'''

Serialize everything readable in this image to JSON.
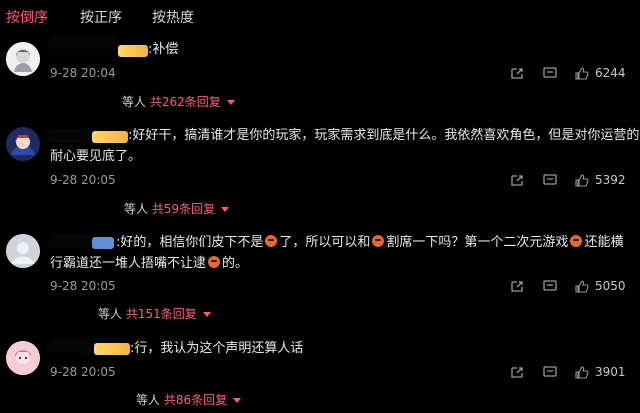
{
  "tabs": [
    {
      "label": "按倒序"
    },
    {
      "label": "按正序"
    },
    {
      "label": "按热度"
    }
  ],
  "comments": [
    {
      "text": ":补偿",
      "time": "9-28 20:04",
      "likes": "6244",
      "reply_prefix": "等人",
      "reply_count": "共262条回复"
    },
    {
      "text_line1": ":好好干，搞清谁才是你的玩家，玩家需求到底是什么。我依然喜欢角色，但是对你运营的",
      "text_line2": "耐心要见底了。",
      "time": "9-28 20:05",
      "likes": "5392",
      "reply_prefix": "等人",
      "reply_count": "共59条回复"
    },
    {
      "text_1a": "好的，相信你们皮下不是",
      "text_1b": "了，所以可以和",
      "text_1c": "割席一下吗？第一个二次元游戏",
      "text_1d": "还能横",
      "text_2a": "行霸道还一堆人捂嘴不让逮",
      "text_2b": "的。",
      "time": "9-28 20:05",
      "likes": "5050",
      "reply_prefix": "等人",
      "reply_count": "共151条回复"
    },
    {
      "text": ":行，我认为这个声明还算人话",
      "time": "9-28 20:05",
      "likes": "3901",
      "reply_prefix": "等人",
      "reply_count": "共86条回复"
    }
  ]
}
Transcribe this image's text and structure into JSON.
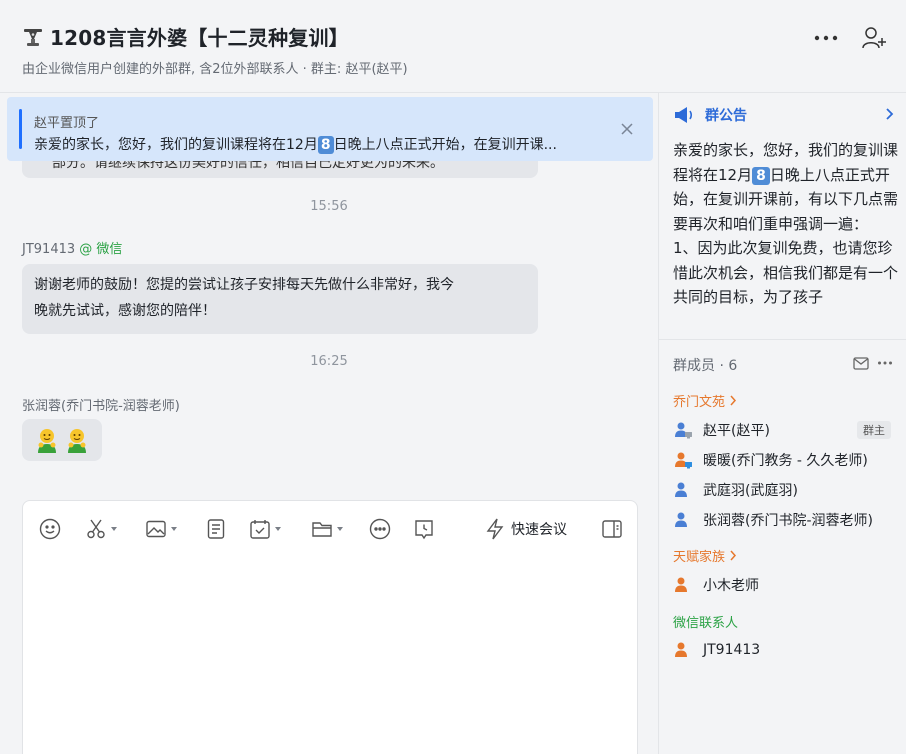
{
  "header": {
    "title": "1208言言外婆【十二灵种复训】",
    "subtitle": "由企业微信用户创建的外部群, 含2位外部联系人 · 群主: 赵平(赵平)"
  },
  "pinned": {
    "by": "赵平置顶了",
    "text_a": "亲爱的家长，您好，我们的复训课程将在12月",
    "badge": "8",
    "text_b": "日晚上八点正式开始，在复训开课..."
  },
  "messages": {
    "partial_text": "部分。请继续保持这份美好的信任，相信自己定好更为的未来。",
    "time1": "15:56",
    "sender1": "JT91413",
    "sender1_source": "@ 微信",
    "msg1_line1": "谢谢老师的鼓励！您提的尝试让孩子安排每天先做什么非常好，我今",
    "msg1_line2": "晚就先试试，感谢您的陪伴！",
    "time2": "16:25",
    "sender2": "张润蓉(乔门书院-润蓉老师)"
  },
  "composer": {
    "quick_meeting": "快速会议"
  },
  "announcement": {
    "title": "群公告",
    "body_a": "亲爱的家长，您好，我们的复训课程将在12月",
    "badge": "8",
    "body_b": "日晚上八点正式开始，在复训开课前，有以下几点需要再次和咱们重申强调一遍：",
    "body_c": "1、因为此次复训免费，也请您珍惜此次机会，相信我们都是有一个共同的目标，为了孩子"
  },
  "members": {
    "title": "群成员 · 6",
    "groups": [
      {
        "label": "乔门文苑",
        "items": [
          {
            "name": "赵平(赵平)",
            "badge": "群主"
          },
          {
            "name": "暖暖(乔门教务 - 久久老师)"
          },
          {
            "name": "武庭羽(武庭羽)"
          },
          {
            "name": "张润蓉(乔门书院-润蓉老师)"
          }
        ]
      },
      {
        "label": "天赋家族",
        "items": [
          {
            "name": "小木老师"
          }
        ]
      },
      {
        "label": "微信联系人",
        "items": [
          {
            "name": "JT91413"
          }
        ]
      }
    ]
  },
  "colors": {
    "accent": "#2d6bd8",
    "wechat_green": "#2ba245",
    "external_orange": "#e6782d",
    "pinned_bg": "#d6e6fb"
  }
}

'''

- EXERCISE REQUIREMENTS -
Show each line holding the word "JSON".

- ANSWER TO THE PROBLEM -
Serialize everything readable in this image to JSON.
Transcribe this image's text and structure into JSON.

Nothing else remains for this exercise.